**** DATA SHOWN ****

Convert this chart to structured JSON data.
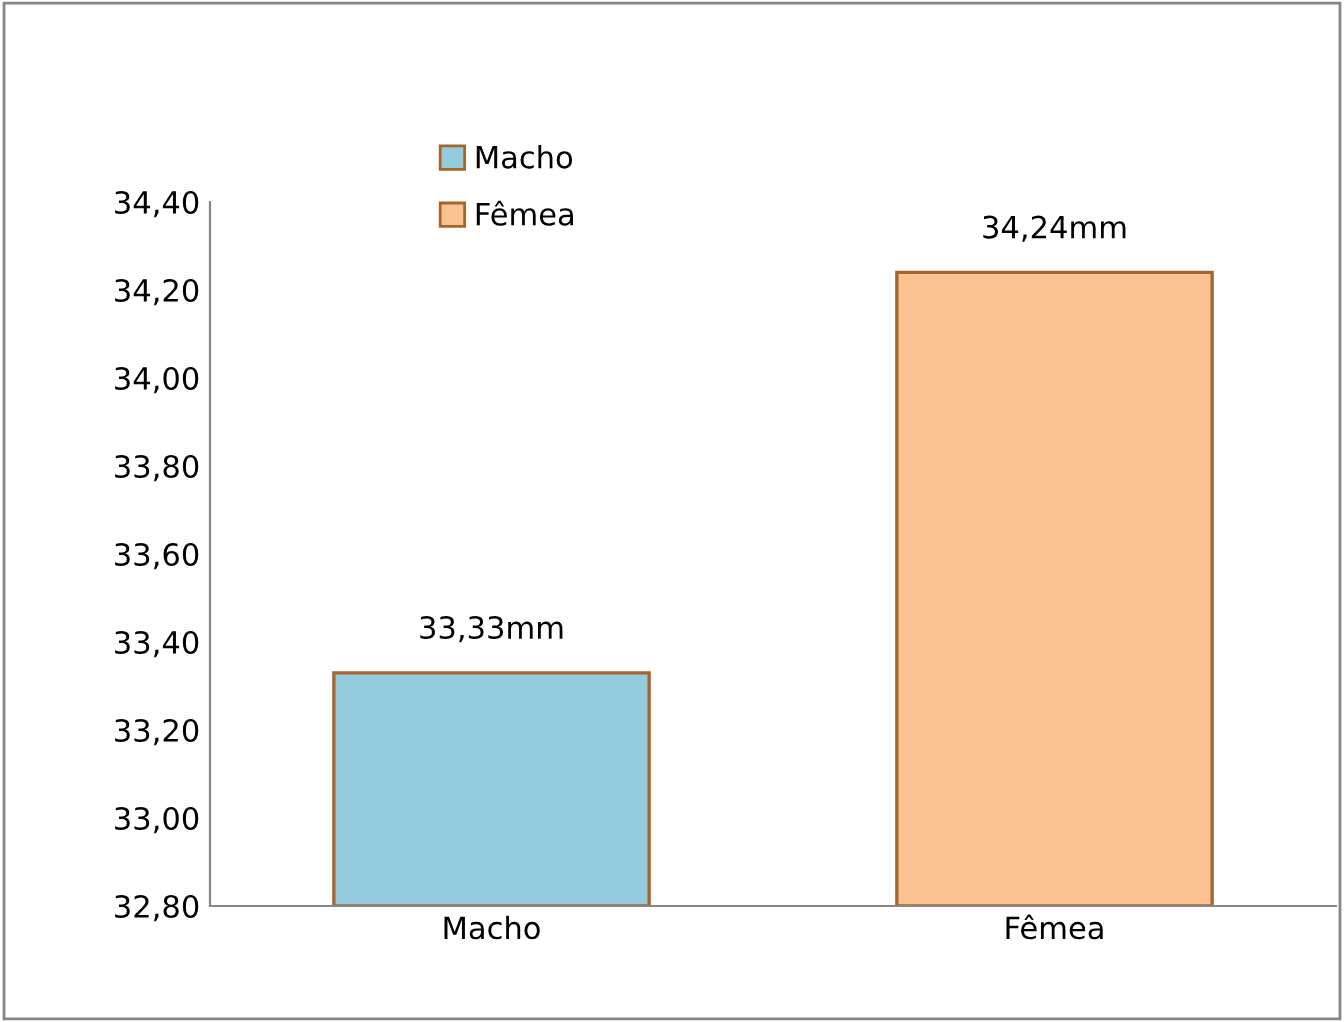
{
  "chart_data": {
    "type": "bar",
    "categories": [
      "Macho",
      "Fêmea"
    ],
    "series": [
      {
        "name": "Macho",
        "color": "#93cddd",
        "values": [
          33.33,
          null
        ],
        "value_labels": [
          "33,33mm",
          null
        ]
      },
      {
        "name": "Fêmea",
        "color": "#fac191",
        "values": [
          null,
          34.24
        ],
        "value_labels": [
          null,
          "34,24mm"
        ]
      }
    ],
    "ylim": [
      32.8,
      34.4
    ],
    "yticks": [
      {
        "value": 32.8,
        "label": "32,80"
      },
      {
        "value": 33.0,
        "label": "33,00"
      },
      {
        "value": 33.2,
        "label": "33,20"
      },
      {
        "value": 33.4,
        "label": "33,40"
      },
      {
        "value": 33.6,
        "label": "33,60"
      },
      {
        "value": 33.8,
        "label": "33,80"
      },
      {
        "value": 34.0,
        "label": "34,00"
      },
      {
        "value": 34.2,
        "label": "34,20"
      },
      {
        "value": 34.4,
        "label": "34,40"
      }
    ],
    "grid": false,
    "legend": "top left"
  }
}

****

> [EXERCISE DETAILS]
Exactly as written, return every line of the listing, but not the pictures.

> [PROBLEM SOLUTION]
Convert this chart to structured JSON data.
{
  "chart_data": {
    "type": "bar",
    "categories": [
      "Macho",
      "Fêmea"
    ],
    "series": [
      {
        "name": "Macho",
        "color": "#93cddd",
        "values": [
          33.33,
          null
        ],
        "value_labels": [
          "33,33mm",
          null
        ]
      },
      {
        "name": "Fêmea",
        "color": "#fac191",
        "values": [
          null,
          34.24
        ],
        "value_labels": [
          null,
          "34,24mm"
        ]
      }
    ],
    "ylim": [
      32.8,
      34.4
    ],
    "yticks": [
      {
        "value": 32.8,
        "label": "32,80"
      },
      {
        "value": 33.0,
        "label": "33,00"
      },
      {
        "value": 33.2,
        "label": "33,20"
      },
      {
        "value": 33.4,
        "label": "33,40"
      },
      {
        "value": 33.6,
        "label": "33,60"
      },
      {
        "value": 33.8,
        "label": "33,80"
      },
      {
        "value": 34.0,
        "label": "34,00"
      },
      {
        "value": 34.2,
        "label": "34,20"
      },
      {
        "value": 34.4,
        "label": "34,40"
      }
    ],
    "grid": false,
    "legend": "top left"
  }
}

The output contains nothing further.